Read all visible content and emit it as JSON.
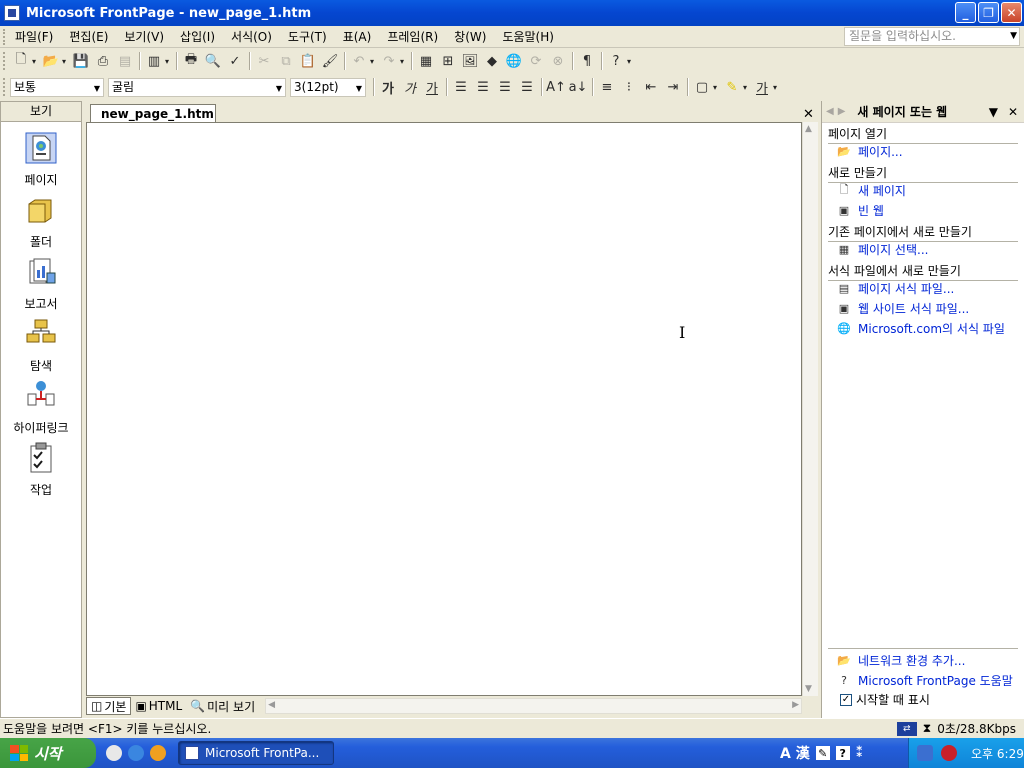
{
  "window": {
    "title": "Microsoft FrontPage - new_page_1.htm"
  },
  "menu": {
    "items": [
      "파일(F)",
      "편집(E)",
      "보기(V)",
      "삽입(I)",
      "서식(O)",
      "도구(T)",
      "표(A)",
      "프레임(R)",
      "창(W)",
      "도움말(H)"
    ],
    "ask_placeholder": "질문을 입력하십시오."
  },
  "format": {
    "style": "보통",
    "font": "굴림",
    "size": "3(12pt)"
  },
  "views": {
    "header": "보기",
    "items": [
      "페이지",
      "폴더",
      "보고서",
      "탐색",
      "하이퍼링크",
      "작업"
    ]
  },
  "document": {
    "tab": "new_page_1.htm"
  },
  "viewtabs": {
    "normal": "기본",
    "html": "HTML",
    "preview": "미리 보기"
  },
  "taskpane": {
    "title": "새 페이지 또는 웹",
    "sections": [
      {
        "label": "페이지 열기",
        "links": [
          "페이지..."
        ]
      },
      {
        "label": "새로 만들기",
        "links": [
          "새 페이지",
          "빈 웹"
        ]
      },
      {
        "label": "기존 페이지에서 새로 만들기",
        "links": [
          "페이지 선택..."
        ]
      },
      {
        "label": "서식 파일에서 새로 만들기",
        "links": [
          "페이지 서식 파일...",
          "웹 사이트 서식 파일...",
          "Microsoft.com의 서식 파일"
        ]
      }
    ],
    "bottom_links": [
      "네트워크 환경 추가...",
      "Microsoft FrontPage 도움말"
    ],
    "startup_check": "시작할 때 표시"
  },
  "status": {
    "message": "도움말을 보려면 <F1> 키를 누르십시오.",
    "speed": "0초/28.8Kbps"
  },
  "taskbar": {
    "start": "시작",
    "task_button": "Microsoft FrontPa...",
    "clock": "오후 6:29",
    "ime": "A 漢"
  }
}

The request
Identify and copy lines that hold the string "title".

Answer for the task
    "title": "Microsoft FrontPage - new_page_1.htm"
    "title": "새 페이지 또는 웹",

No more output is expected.